Write out, precisely and in full, each line of the material.
####################
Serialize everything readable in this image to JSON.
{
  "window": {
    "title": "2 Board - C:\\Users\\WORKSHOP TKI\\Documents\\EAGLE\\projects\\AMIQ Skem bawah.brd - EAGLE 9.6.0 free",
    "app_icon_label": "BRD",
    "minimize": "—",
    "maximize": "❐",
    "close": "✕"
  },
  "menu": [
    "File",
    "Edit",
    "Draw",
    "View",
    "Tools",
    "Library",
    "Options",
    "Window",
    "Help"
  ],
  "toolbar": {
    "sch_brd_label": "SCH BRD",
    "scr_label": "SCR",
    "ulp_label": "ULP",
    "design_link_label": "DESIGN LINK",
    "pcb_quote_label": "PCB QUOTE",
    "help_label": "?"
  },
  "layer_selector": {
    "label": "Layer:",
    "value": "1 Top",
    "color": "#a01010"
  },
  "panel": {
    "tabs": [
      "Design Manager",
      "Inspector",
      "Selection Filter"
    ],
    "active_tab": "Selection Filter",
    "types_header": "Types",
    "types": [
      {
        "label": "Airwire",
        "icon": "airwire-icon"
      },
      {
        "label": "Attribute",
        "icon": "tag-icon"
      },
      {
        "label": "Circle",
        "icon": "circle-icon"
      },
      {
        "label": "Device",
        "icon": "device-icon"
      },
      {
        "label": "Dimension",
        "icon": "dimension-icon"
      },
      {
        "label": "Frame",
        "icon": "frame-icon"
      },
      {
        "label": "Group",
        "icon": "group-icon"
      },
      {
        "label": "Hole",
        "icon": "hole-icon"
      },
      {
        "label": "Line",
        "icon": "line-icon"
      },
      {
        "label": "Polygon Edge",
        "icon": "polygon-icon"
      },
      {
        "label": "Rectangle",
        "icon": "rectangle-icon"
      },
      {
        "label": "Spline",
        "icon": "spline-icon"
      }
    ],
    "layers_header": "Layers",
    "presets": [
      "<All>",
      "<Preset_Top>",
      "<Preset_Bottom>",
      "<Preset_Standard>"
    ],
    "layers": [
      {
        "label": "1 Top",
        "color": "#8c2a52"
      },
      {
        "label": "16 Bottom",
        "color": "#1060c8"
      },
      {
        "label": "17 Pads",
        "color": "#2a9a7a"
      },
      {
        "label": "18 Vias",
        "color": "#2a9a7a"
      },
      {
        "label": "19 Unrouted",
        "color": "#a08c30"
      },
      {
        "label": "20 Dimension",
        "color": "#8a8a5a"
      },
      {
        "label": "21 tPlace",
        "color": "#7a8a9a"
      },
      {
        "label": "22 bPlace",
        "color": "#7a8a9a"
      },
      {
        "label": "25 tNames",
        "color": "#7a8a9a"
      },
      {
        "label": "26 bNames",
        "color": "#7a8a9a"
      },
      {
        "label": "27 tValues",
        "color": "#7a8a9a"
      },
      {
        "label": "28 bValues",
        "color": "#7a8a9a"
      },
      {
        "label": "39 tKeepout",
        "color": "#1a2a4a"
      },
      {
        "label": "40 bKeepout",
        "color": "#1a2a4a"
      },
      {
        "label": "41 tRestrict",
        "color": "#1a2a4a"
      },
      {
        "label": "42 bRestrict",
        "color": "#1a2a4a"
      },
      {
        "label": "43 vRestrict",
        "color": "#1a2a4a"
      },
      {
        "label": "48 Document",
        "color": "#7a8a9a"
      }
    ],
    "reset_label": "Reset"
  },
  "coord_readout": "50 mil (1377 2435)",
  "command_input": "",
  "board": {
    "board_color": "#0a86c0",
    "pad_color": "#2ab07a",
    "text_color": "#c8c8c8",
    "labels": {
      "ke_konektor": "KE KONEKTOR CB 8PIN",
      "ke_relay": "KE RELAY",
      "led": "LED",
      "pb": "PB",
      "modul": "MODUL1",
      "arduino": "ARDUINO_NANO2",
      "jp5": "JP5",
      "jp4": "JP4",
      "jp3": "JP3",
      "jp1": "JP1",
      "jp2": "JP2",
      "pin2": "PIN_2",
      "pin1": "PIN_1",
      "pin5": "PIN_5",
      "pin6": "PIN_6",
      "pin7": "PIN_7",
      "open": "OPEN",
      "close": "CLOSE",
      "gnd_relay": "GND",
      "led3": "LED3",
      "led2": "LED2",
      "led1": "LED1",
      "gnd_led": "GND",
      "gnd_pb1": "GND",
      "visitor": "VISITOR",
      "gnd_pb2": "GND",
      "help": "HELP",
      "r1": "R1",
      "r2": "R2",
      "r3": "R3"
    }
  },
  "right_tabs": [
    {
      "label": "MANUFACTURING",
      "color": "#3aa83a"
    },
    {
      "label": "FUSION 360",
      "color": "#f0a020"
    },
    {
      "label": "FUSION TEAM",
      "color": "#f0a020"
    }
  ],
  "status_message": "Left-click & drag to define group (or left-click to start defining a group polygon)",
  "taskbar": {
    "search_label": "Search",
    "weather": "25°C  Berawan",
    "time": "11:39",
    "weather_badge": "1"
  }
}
####################
**IN RESPONSE:**
Serialize everything readable in this image to JSON.
{
  "window": {
    "title": "2 Board - C:\\Users\\WORKSHOP TKI\\Documents\\EAGLE\\projects\\AMIQ Skem bawah.brd - EAGLE 9.6.0 free",
    "app_icon_label": "BRD",
    "minimize": "—",
    "maximize": "❐",
    "close": "✕"
  },
  "menu": [
    "File",
    "Edit",
    "Draw",
    "View",
    "Tools",
    "Library",
    "Options",
    "Window",
    "Help"
  ],
  "toolbar": {
    "sch_brd_label": "SCH BRD",
    "scr_label": "SCR",
    "ulp_label": "ULP",
    "design_link_label": "DESIGN LINK",
    "pcb_quote_label": "PCB QUOTE",
    "help_label": "?"
  },
  "layer_selector": {
    "label": "Layer:",
    "value": "1 Top",
    "color": "#a01010"
  },
  "panel": {
    "tabs": [
      "Design Manager",
      "Inspector",
      "Selection Filter"
    ],
    "active_tab": "Selection Filter",
    "types_header": "Types",
    "types": [
      {
        "label": "Airwire",
        "icon": "airwire-icon"
      },
      {
        "label": "Attribute",
        "icon": "tag-icon"
      },
      {
        "label": "Circle",
        "icon": "circle-icon"
      },
      {
        "label": "Device",
        "icon": "device-icon"
      },
      {
        "label": "Dimension",
        "icon": "dimension-icon"
      },
      {
        "label": "Frame",
        "icon": "frame-icon"
      },
      {
        "label": "Group",
        "icon": "group-icon"
      },
      {
        "label": "Hole",
        "icon": "hole-icon"
      },
      {
        "label": "Line",
        "icon": "line-icon"
      },
      {
        "label": "Polygon Edge",
        "icon": "polygon-icon"
      },
      {
        "label": "Rectangle",
        "icon": "rectangle-icon"
      },
      {
        "label": "Spline",
        "icon": "spline-icon"
      }
    ],
    "layers_header": "Layers",
    "presets": [
      "<All>",
      "<Preset_Top>",
      "<Preset_Bottom>",
      "<Preset_Standard>"
    ],
    "layers": [
      {
        "label": "1 Top",
        "color": "#8c2a52"
      },
      {
        "label": "16 Bottom",
        "color": "#1060c8"
      },
      {
        "label": "17 Pads",
        "color": "#2a9a7a"
      },
      {
        "label": "18 Vias",
        "color": "#2a9a7a"
      },
      {
        "label": "19 Unrouted",
        "color": "#a08c30"
      },
      {
        "label": "20 Dimension",
        "color": "#8a8a5a"
      },
      {
        "label": "21 tPlace",
        "color": "#7a8a9a"
      },
      {
        "label": "22 bPlace",
        "color": "#7a8a9a"
      },
      {
        "label": "25 tNames",
        "color": "#7a8a9a"
      },
      {
        "label": "26 bNames",
        "color": "#7a8a9a"
      },
      {
        "label": "27 tValues",
        "color": "#7a8a9a"
      },
      {
        "label": "28 bValues",
        "color": "#7a8a9a"
      },
      {
        "label": "39 tKeepout",
        "color": "#1a2a4a"
      },
      {
        "label": "40 bKeepout",
        "color": "#1a2a4a"
      },
      {
        "label": "41 tRestrict",
        "color": "#1a2a4a"
      },
      {
        "label": "42 bRestrict",
        "color": "#1a2a4a"
      },
      {
        "label": "43 vRestrict",
        "color": "#1a2a4a"
      },
      {
        "label": "48 Document",
        "color": "#7a8a9a"
      }
    ],
    "reset_label": "Reset"
  },
  "coord_readout": "50 mil (1377 2435)",
  "command_input": "",
  "board": {
    "board_color": "#0a86c0",
    "pad_color": "#2ab07a",
    "text_color": "#c8c8c8",
    "labels": {
      "ke_konektor": "KE KONEKTOR CB 8PIN",
      "ke_relay": "KE RELAY",
      "led": "LED",
      "pb": "PB",
      "modul": "MODUL1",
      "arduino": "ARDUINO_NANO2",
      "jp5": "JP5",
      "jp4": "JP4",
      "jp3": "JP3",
      "jp1": "JP1",
      "jp2": "JP2",
      "pin2": "PIN_2",
      "pin1": "PIN_1",
      "pin5": "PIN_5",
      "pin6": "PIN_6",
      "pin7": "PIN_7",
      "open": "OPEN",
      "close": "CLOSE",
      "gnd_relay": "GND",
      "led3": "LED3",
      "led2": "LED2",
      "led1": "LED1",
      "gnd_led": "GND",
      "gnd_pb1": "GND",
      "visitor": "VISITOR",
      "gnd_pb2": "GND",
      "help": "HELP",
      "r1": "R1",
      "r2": "R2",
      "r3": "R3"
    }
  },
  "right_tabs": [
    {
      "label": "MANUFACTURING",
      "color": "#3aa83a"
    },
    {
      "label": "FUSION 360",
      "color": "#f0a020"
    },
    {
      "label": "FUSION TEAM",
      "color": "#f0a020"
    }
  ],
  "status_message": "Left-click & drag to define group (or left-click to start defining a group polygon)",
  "taskbar": {
    "search_label": "Search",
    "weather": "25°C  Berawan",
    "time": "11:39",
    "weather_badge": "1"
  }
}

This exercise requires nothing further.